Given information:
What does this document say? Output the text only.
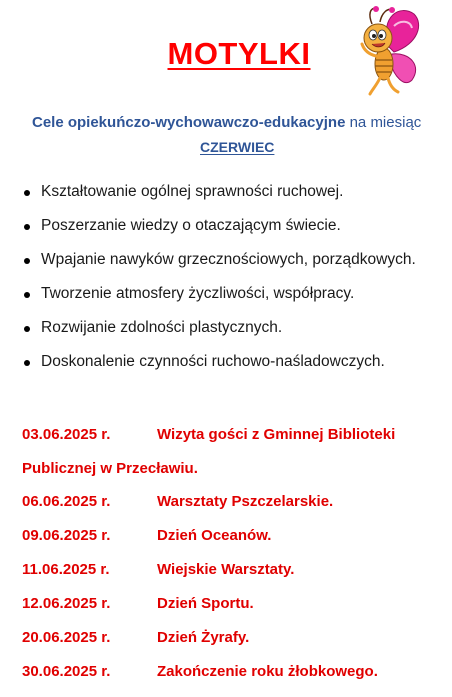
MOTYLKI
Cele opiekuńczo-wychowawczo-edukacyjne na miesiąc
CZERWIEC
Kształtowanie ogólnej sprawności ruchowej.
Poszerzanie wiedzy o otaczającym świecie.
Wpajanie nawyków grzecznościowych, porządkowych.
Tworzenie atmosfery życzliwości, współpracy.
Rozwijanie zdolności plastycznych.
Doskonalenie czynności ruchowo-naśladowczych.
03.06.2025 r.	Wizyta gości z Gminnej Biblioteki
Publicznej w Przecławiu.
06.06.2025 r.	Warsztaty Pszczelarskie.
09.06.2025 r.	Dzień Oceanów.
11.06.2025 r.	Wiejskie Warsztaty.
12.06.2025 r.	Dzień Sportu.
20.06.2025 r.	Dzień Żyrafy.
30.06.2025 r.	Zakończenie roku żłobkowego.
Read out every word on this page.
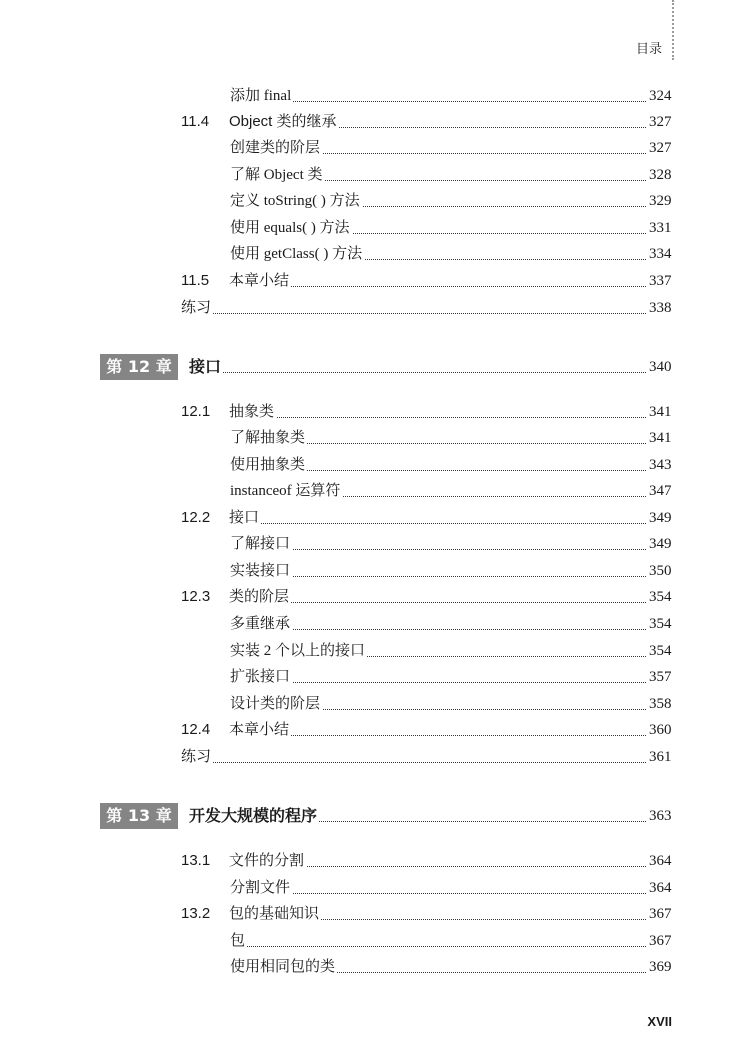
目录
添加 final	324
11.4 Object 类的继承	327
创建类的阶层	327
了解 Object 类	328
定义 toString( ) 方法	329
使用 equals( ) 方法	331
使用 getClass( ) 方法	334
11.5 本章小结	337
练习	338
第 12 章	接口	340
12.1 抽象类	341
了解抽象类	341
使用抽象类	343
instanceof 运算符	347
12.2 接口	349
了解接口	349
实装接口	350
12.3 类的阶层	354
多重继承	354
实装 2 个以上的接口	354
扩张接口	357
设计类的阶层	358
12.4 本章小结	360
练习	361
第 13 章	开发大规模的程序	363
13.1 文件的分割	364
分割文件	364
13.2 包的基础知识	367
包	367
使用相同包的类	369
XVII
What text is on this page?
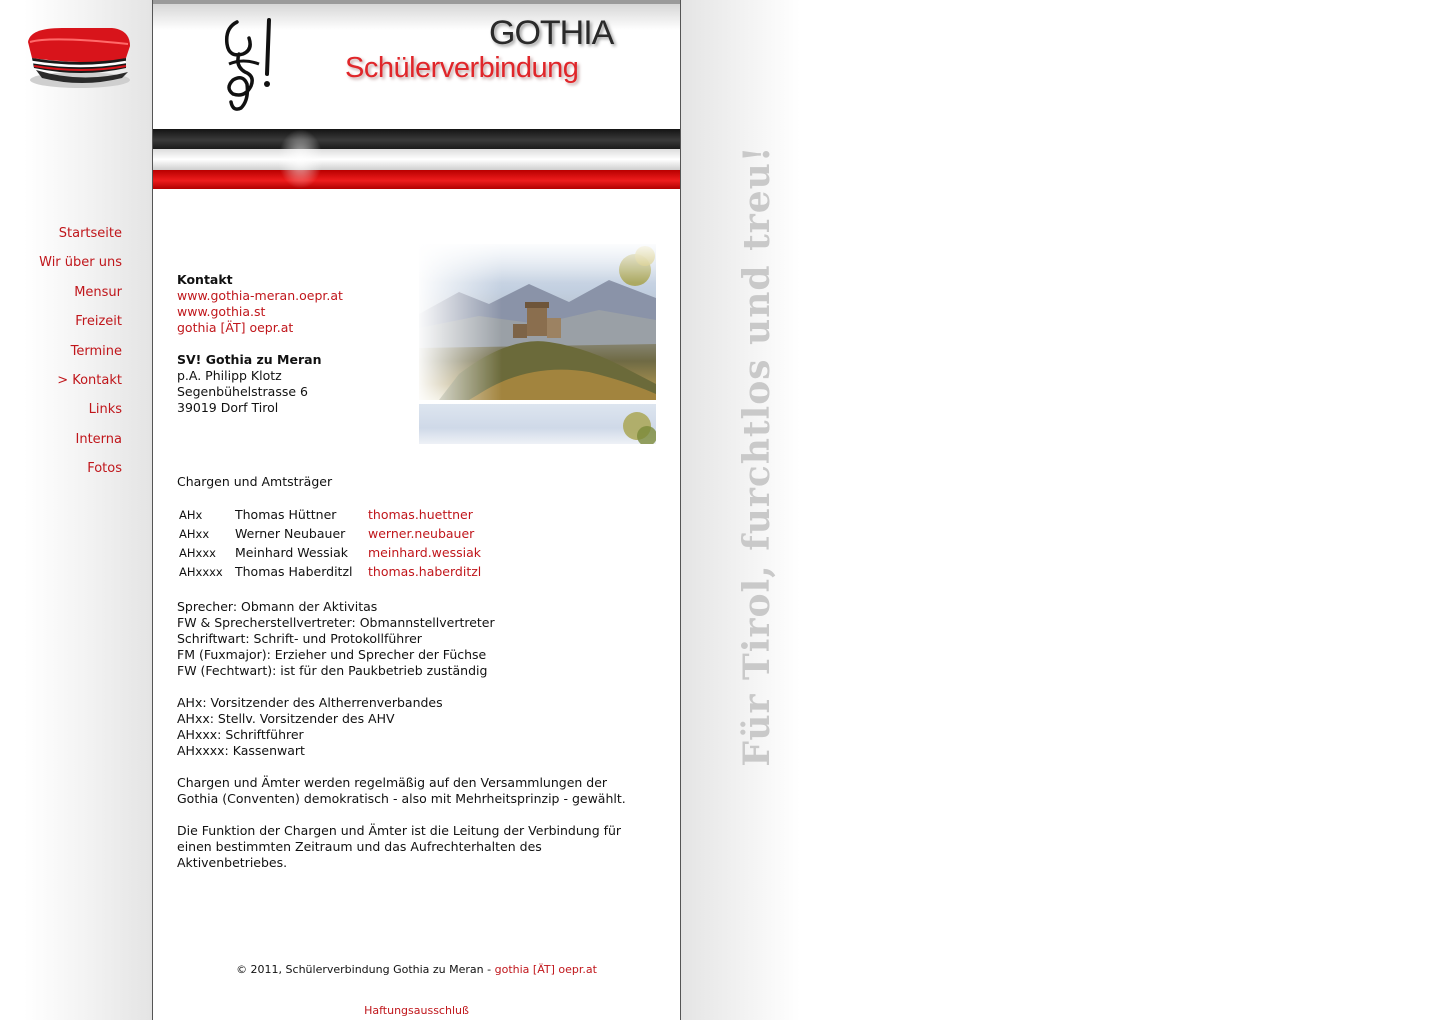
Startseite
Wir über uns
Mensur
Freizeit
Termine
> Kontakt
Links
Interna
Fotos
GOTHIA
Schülerverbindung
Kontakt
www.gothia-meran.oepr.at
www.gothia.st
gothia [ÄT] oepr.at
SV! Gothia zu Meran
p.A. Philipp Klotz
Segenbühelstrasse 6
39019 Dorf Tirol
Chargen und Amtsträger
AHx	Thomas Hüttner	thomas.huettner
AHxx	Werner Neubauer	werner.neubauer
AHxxx	Meinhard Wessiak	meinhard.wessiak
AHxxxx	Thomas Haberditzl	thomas.haberditzl
Sprecher: Obmann der Aktivitas
FW & Sprecherstellvertreter: Obmannstellvertreter
Schriftwart: Schrift- und Protokollführer
FM (Fuxmajor): Erzieher und Sprecher der Füchse
FW (Fechtwart): ist für den Paukbetrieb zuständig
AHx: Vorsitzender des Altherrenverbandes
AHxx: Stellv. Vorsitzender des AHV
AHxxx: Schriftführer
AHxxxx: Kassenwart
Chargen und Ämter werden regelmäßig auf den Versammlungen der
Gothia (Conventen) demokratisch - also mit Mehrheitsprinzip - gewählt.
Die Funktion der Chargen und Ämter ist die Leitung der Verbindung für
einen bestimmten Zeitraum und das Aufrechterhalten des
Aktivenbetriebes.
© 2011, Schülerverbindung Gothia zu Meran - gothia [ÄT] oepr.at
Haftungsausschluß
Für Tirol, furchtlos und treu!
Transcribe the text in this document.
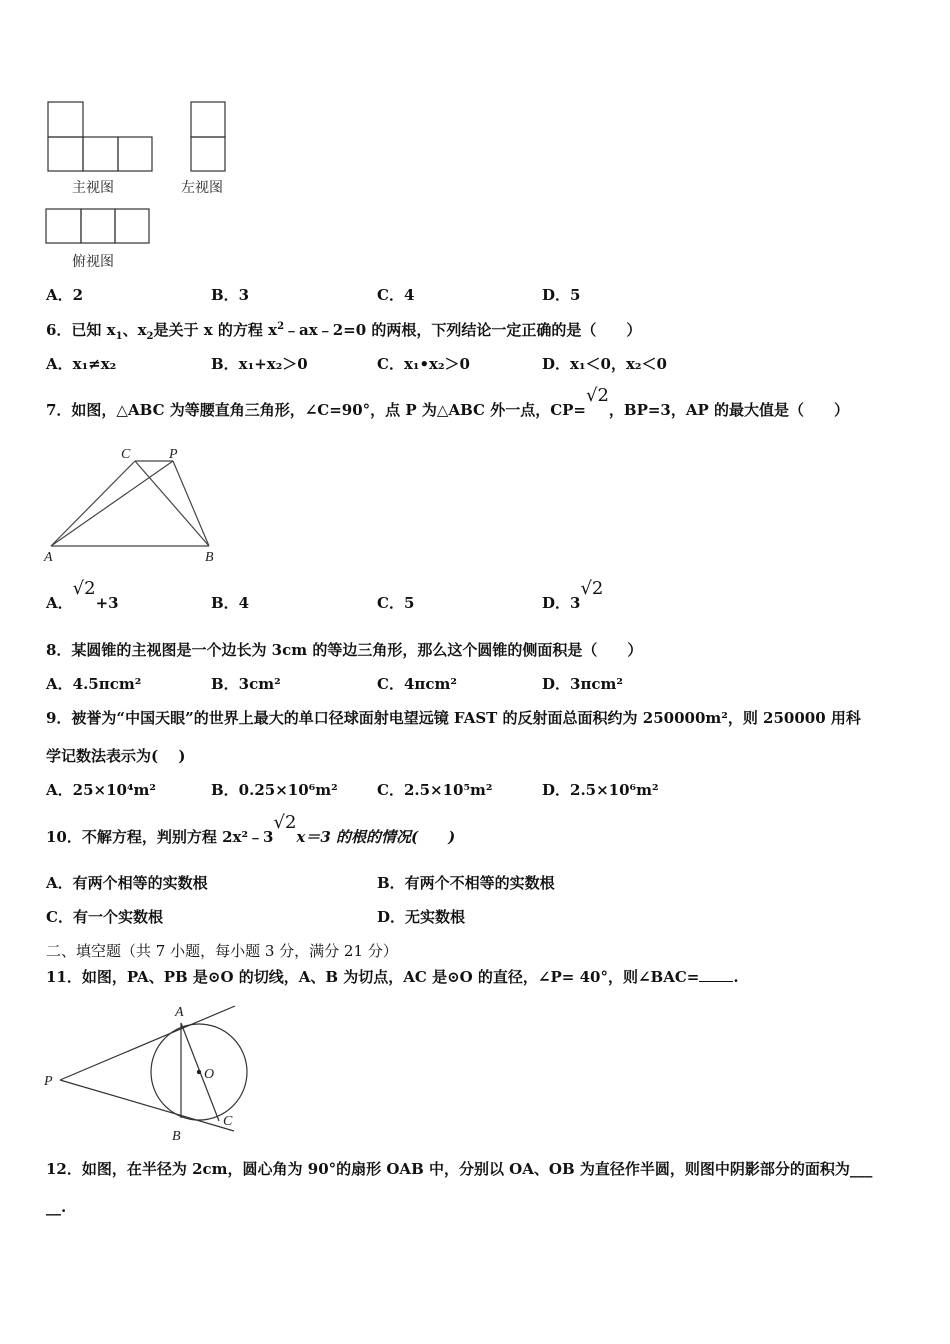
主视图	左视图
俯视图
A．2	B．3	C．4	D．5
6．已知 $x_1$、$x_2$是关于 x 的方程 $x^2﹣ax﹣2=0$ 的两根，下列结论一定正确的是（　　）
A．x₁≠x₂	B．x₁+x₂＞0	C．x₁•x₂＞0	D．x₁＜0，x₂＜0
7．如图，△ABC 为等腰直角三角形，∠C=90°，点 P 为△ABC 外一点，CP=√2，BP=3，AP 的最大值是（　　）
C	P
A	B
A．√2+3	B．4	C．5	D．3√2
8．某圆锥的主视图是一个边长为 3cm 的等边三角形，那么这个圆锥的侧面积是（　　）
A．4.5πcm²	B．3cm²	C．4πcm²	D．3πcm²
9．被誉为“中国天眼”的世界上最大的单口径球面射电望远镜 FAST 的反射面总面积约为 250000m²，则 250000 用科
学记数法表示为(　 )
A．25×10⁴m²	B．0.25×10⁶m²	C．2.5×10⁵m²	D．2.5×10⁶m²
10．不解方程，判别方程 2x²﹣3√2x＝3 的根的情况(　　)
A．有两个相等的实数根	B．有两个不相等的实数根
C．有一个实数根	D．无实数根
二、填空题（共 7 小题，每小题 3 分，满分 21 分）
11．如图，PA、PB 是⊙O 的切线，A、B 为切点，AC 是⊙O 的直径，∠P= 40°，则∠BAC= .
A
O
P
C
B
12．如图，在半径为 2cm，圆心角为 90°的扇形 OAB 中，分别以 OA、OB 为直径作半圆，则图中阴影部分的面积为___
__.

What you have to do: What do the lines above say from the line containing "Transcribe the text in this document." through the last line? Quote them exactly, both ends included, and leave out the pictures.

Completed exercise:
Transcribe the text in this document.
主视图	左视图
俯视图
A．2	B．3	C．4	D．5
6．已知 $x_1$、$x_2$是关于 x 的方程 $x^2﹣ax﹣2=0$ 的两根，下列结论一定正确的是（　　）
A．x₁≠x₂	B．x₁+x₂＞0	C．x₁•x₂＞0	D．x₁＜0，x₂＜0
7．如图，△ABC 为等腰直角三角形，∠C=90°，点 P 为△ABC 外一点，CP=√2，BP=3，AP 的最大值是（　　）
C	P
A	B
A．√2+3	B．4	C．5	D．3√2
8．某圆锥的主视图是一个边长为 3cm 的等边三角形，那么这个圆锥的侧面积是（　　）
A．4.5πcm²	B．3cm²	C．4πcm²	D．3πcm²
9．被誉为“中国天眼”的世界上最大的单口径球面射电望远镜 FAST 的反射面总面积约为 250000m²，则 250000 用科
学记数法表示为(　 )
A．25×10⁴m²	B．0.25×10⁶m²	C．2.5×10⁵m²	D．2.5×10⁶m²
10．不解方程，判别方程 2x²﹣3√2x＝3 的根的情况(　　)
A．有两个相等的实数根	B．有两个不相等的实数根
C．有一个实数根	D．无实数根
二、填空题（共 7 小题，每小题 3 分，满分 21 分）
11．如图，PA、PB 是⊙O 的切线，A、B 为切点，AC 是⊙O 的直径，∠P= 40°，则∠BAC= .
A
O
P
C
B
12．如图，在半径为 2cm，圆心角为 90°的扇形 OAB 中，分别以 OA、OB 为直径作半圆，则图中阴影部分的面积为___
__.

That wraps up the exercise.